=== Task material ===

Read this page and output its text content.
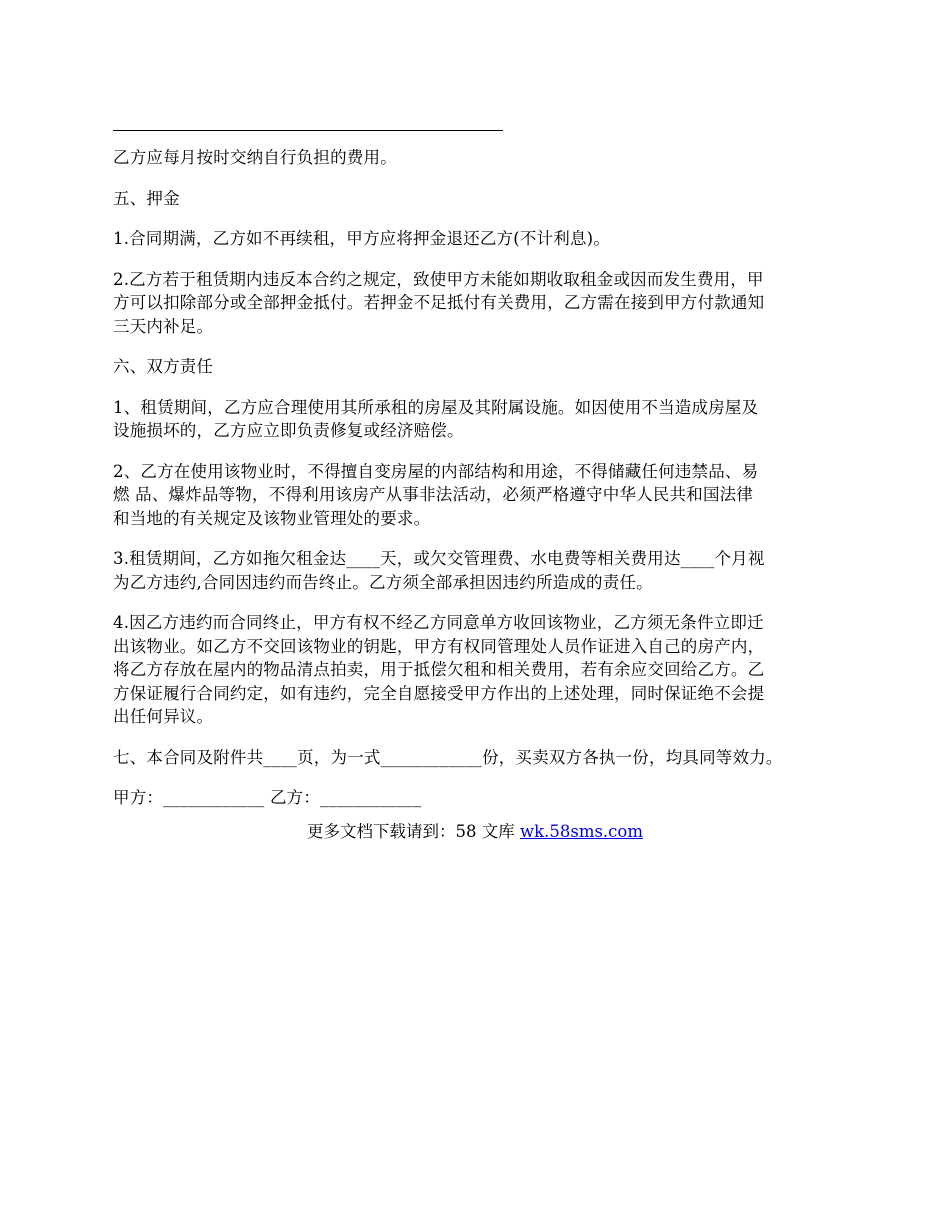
乙方应每月按时交纳自行负担的费用。

五、押金

1.合同期满，乙方如不再续租，甲方应将押金退还乙方(不计利息)。

2.乙方若于租赁期内违反本合约之规定，致使甲方未能如期收取租金或因而发生费用，甲
方可以扣除部分或全部押金抵付。若押金不足抵付有关费用，乙方需在接到甲方付款通知
三天内补足。

六、双方责任

1、租赁期间，乙方应合理使用其所承租的房屋及其附属设施。如因使用不当造成房屋及
设施损坏的，乙方应立即负责修复或经济赔偿。

2、乙方在使用该物业时，不得擅自变房屋的内部结构和用途，不得储藏任何违禁品、易
燃 品、爆炸品等物，不得利用该房产从事非法活动，必须严格遵守中华人民共和国法律
和当地的有关规定及该物业管理处的要求。

3.租赁期间，乙方如拖欠租金达____天，或欠交管理费、水电费等相关费用达____个月视
为乙方违约,合同因违约而告终止。乙方须全部承担因违约所造成的责任。

4.因乙方违约而合同终止，甲方有权不经乙方同意单方收回该物业，乙方须无条件立即迁
出该物业。如乙方不交回该物业的钥匙，甲方有权同管理处人员作证进入自己的房产内，
将乙方存放在屋内的物品清点拍卖，用于抵偿欠租和相关费用，若有余应交回给乙方。乙
方保证履行合同约定，如有违约，完全自愿接受甲方作出的上述处理，同时保证绝不会提
出任何异议。

七、本合同及附件共____页，为一式____________份，买卖双方各执一份，均具同等效力。

甲方：____________ 乙方：____________

更多文档下载请到：58 文库 wk.58sms.com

===

__Aim__
Your answer should be a single number: the count of lines in the material above that contain "租赁期间".

__Exercise solution__
2